Document passage

"""

Git's Core Data Model
It's not necessary to understand Git's data model to use Git, but it's very helpful when reading Git's documentation so that you know what it means when the documentation says "object" or "reference".
Your Git repository contains 4 main kinds of data:
- Objects: commits, trees, blobs, and tag objects
- References: branches, tags, remote-tracking branches, etc
- The index, also known as the staging area
- Reflogs
Objects: commits, blobs, trees, and tag objects
Commits, trees, tags, and blobs are all stored in Git's object database. Every object has:
- An ID, which is the SHA-1 hash of its contents.
It's fast to look up a Git object using its ID.
The ID is usually represented in hexadecimal, like
1b61de420a21a2f1aaef93e38ecd0e45e8bc9f0a. - a type. There are 4 types of objects: commits, trees, tags, and blobs.
- contents. The structure of the contents depends on the type.
Once an object is created, it's never changed. Here are the 4 types of objects:
commits
A commit contains:
- Its parent commit ID(s). The root commit has 0 parents, regular commits have 1 parent, merge commits have 2+ parents
- A commit message
- All the files in the commit, stored as a tree
- An author and the time the commit was authored
- A committer and the time the commit was committed
For example, here's a commit:
tree 1b61de420a21a2f1aaef93e38ecd0e45e8bc9f0a
parent 4ccb6d7b8869a86aae2e84c56523f8705b50c647 <-- parent commit ID
author Maya <maya@example.com> 1759173425 -0400
committer Maya <maya@example.com> 1759173425 -0400
Add README
trees
A tree is how Git represents a directory. It lists, for each item in the tree:
- permissions 100644
- type blob
- object ID 8728a858d9d21a8c78488c8b4e70e531b659141f
- filename README.md
The files are blob objects and the directories are
tree objects.

"""

Dataset excerpt
"""

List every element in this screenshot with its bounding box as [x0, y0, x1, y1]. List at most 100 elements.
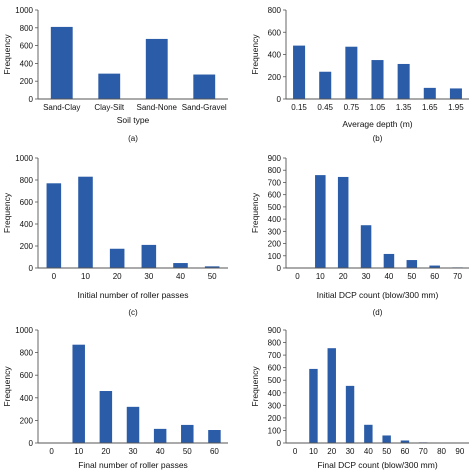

"""

Request A
According to the Git data model text, what does a commit contain? List each item.
Request B
Copy everything in the Git data model text from "Your Git repository" down to "on the type.".
Rely only on the Git data model text, not the listing.

Complete response A
- Its parent commit ID(s)
- A commit message
- All the files in the commit, stored as a tree
- An author and the time the commit was authored
- A committer and the time the commit was committed

Complete response B
Your Git repository contains 4 main kinds of data:
- Objects: commits, trees, blobs, and tag objects
- References: branches, tags, remote-tracking branches, etc
- The index, also known as the staging area
- Reflogs
Objects: commits, blobs, trees, and tag objects
Commits, trees, tags, and blobs are all stored in Git's object database. Every object has:
- An ID, which is the SHA-1 hash of its contents.
It's fast to look up a Git object using its ID.
The ID is usually represented in hexadecimal, like
1b61de420a21a2f1aaef93e38ecd0e45e8bc9f0a. - a type. There are 4 types of objects: commits, trees, tags, and blobs.
- contents. The structure of the contents depends on the type.